Below are some records. How many of their lines contain the string "document"? Give the number only.

==== Raw data

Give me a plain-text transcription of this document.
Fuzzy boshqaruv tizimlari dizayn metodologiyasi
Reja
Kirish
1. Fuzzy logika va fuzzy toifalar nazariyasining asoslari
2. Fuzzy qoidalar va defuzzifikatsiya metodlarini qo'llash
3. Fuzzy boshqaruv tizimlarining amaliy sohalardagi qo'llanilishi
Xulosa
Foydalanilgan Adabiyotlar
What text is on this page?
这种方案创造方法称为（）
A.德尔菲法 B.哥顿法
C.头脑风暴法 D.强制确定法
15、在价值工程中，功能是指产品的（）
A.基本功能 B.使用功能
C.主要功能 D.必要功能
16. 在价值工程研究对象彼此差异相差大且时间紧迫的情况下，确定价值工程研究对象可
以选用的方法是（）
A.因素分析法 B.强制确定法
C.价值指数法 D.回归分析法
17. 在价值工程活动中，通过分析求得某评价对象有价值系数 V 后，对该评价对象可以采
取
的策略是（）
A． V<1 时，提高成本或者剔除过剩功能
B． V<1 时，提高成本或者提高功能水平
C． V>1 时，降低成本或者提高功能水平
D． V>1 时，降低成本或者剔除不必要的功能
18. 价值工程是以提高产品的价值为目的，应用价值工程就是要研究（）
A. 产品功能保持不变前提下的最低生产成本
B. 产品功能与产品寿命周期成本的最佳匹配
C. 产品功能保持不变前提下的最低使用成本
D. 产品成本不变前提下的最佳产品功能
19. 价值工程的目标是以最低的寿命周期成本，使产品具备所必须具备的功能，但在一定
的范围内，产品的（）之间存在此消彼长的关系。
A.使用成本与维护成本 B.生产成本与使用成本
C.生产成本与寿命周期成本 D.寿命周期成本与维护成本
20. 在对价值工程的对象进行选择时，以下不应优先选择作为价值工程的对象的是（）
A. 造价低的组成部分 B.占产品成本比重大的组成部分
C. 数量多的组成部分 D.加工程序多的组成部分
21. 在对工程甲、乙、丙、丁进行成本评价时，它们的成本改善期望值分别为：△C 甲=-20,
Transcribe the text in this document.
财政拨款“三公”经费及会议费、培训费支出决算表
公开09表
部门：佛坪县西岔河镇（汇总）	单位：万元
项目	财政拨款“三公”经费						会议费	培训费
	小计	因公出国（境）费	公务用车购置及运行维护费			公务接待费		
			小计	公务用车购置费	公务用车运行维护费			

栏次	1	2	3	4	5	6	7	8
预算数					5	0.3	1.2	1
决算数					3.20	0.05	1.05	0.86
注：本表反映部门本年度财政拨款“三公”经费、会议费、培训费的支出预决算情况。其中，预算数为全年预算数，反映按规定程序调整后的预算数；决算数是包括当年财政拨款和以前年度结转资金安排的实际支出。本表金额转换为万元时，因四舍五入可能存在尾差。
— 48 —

========

Result for this task: 2